:: Brief ::
From the entries below, extract every line that includes the word "error".

>> Start Material shown

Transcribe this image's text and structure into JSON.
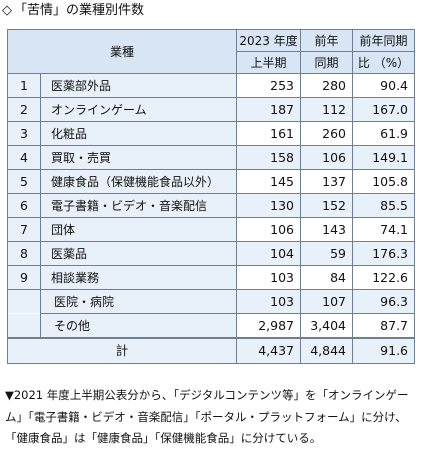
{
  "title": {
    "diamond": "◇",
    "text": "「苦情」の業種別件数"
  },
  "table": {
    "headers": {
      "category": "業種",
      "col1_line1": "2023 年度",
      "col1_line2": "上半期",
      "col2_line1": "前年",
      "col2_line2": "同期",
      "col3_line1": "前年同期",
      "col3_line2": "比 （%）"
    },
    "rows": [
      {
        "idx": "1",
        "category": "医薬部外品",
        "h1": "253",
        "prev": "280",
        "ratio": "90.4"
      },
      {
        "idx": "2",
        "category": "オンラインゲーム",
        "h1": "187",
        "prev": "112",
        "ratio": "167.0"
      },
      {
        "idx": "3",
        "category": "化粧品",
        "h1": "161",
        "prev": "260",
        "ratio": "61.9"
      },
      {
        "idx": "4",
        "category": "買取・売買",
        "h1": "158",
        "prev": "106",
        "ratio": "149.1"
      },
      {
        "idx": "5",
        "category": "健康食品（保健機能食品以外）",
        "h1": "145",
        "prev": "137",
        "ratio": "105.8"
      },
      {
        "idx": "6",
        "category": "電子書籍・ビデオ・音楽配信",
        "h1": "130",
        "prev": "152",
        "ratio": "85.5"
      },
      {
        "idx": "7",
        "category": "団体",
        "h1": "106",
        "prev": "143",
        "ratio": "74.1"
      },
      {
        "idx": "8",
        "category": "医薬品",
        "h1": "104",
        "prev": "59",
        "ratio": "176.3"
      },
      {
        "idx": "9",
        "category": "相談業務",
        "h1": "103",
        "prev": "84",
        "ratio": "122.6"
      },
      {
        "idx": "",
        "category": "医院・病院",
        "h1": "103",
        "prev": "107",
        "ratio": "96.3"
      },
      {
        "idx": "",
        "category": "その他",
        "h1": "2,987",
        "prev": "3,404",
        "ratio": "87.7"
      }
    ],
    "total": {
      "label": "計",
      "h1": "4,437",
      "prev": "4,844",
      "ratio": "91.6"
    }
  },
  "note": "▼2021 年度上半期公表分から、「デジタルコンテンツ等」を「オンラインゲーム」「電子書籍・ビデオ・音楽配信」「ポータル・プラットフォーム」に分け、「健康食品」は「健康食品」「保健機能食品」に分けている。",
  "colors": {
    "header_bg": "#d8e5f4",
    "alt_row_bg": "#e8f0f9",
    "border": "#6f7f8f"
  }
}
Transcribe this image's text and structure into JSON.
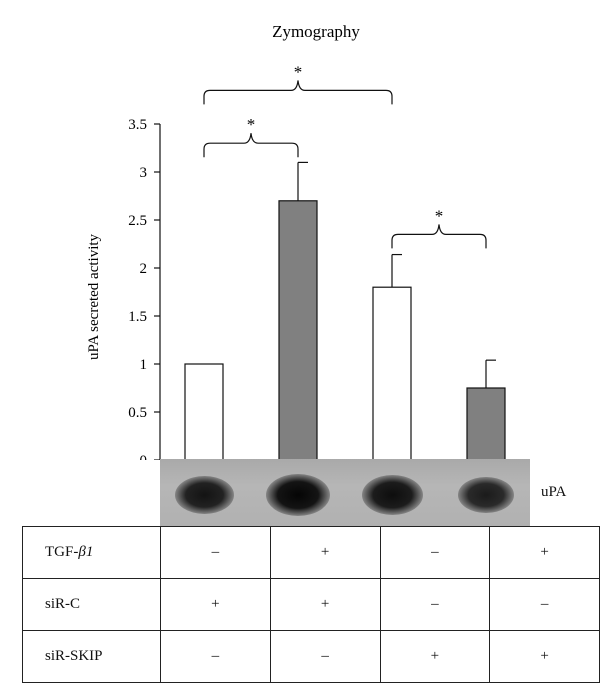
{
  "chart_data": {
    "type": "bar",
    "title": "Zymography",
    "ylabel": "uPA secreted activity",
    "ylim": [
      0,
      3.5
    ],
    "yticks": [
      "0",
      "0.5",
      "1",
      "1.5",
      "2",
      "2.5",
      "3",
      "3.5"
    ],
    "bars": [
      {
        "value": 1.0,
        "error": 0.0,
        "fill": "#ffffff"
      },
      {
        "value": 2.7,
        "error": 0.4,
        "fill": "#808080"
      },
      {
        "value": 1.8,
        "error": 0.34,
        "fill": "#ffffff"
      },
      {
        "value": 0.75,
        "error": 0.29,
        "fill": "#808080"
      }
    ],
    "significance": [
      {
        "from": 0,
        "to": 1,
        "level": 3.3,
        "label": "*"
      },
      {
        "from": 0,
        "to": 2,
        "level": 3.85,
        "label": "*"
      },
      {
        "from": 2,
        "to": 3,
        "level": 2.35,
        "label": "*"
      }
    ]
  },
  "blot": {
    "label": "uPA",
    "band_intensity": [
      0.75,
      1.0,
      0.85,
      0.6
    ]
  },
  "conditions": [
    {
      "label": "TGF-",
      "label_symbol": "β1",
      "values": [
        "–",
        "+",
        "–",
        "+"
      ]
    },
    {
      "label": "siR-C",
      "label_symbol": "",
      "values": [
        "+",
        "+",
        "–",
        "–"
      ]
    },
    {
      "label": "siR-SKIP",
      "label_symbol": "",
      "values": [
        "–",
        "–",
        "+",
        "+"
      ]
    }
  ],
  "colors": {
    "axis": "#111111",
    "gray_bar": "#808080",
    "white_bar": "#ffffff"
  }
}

>> End Material shown

:: Written solution ::
        "error": 0.0,
        "error": 0.4,
        "error": 0.34,
        "error": 0.29,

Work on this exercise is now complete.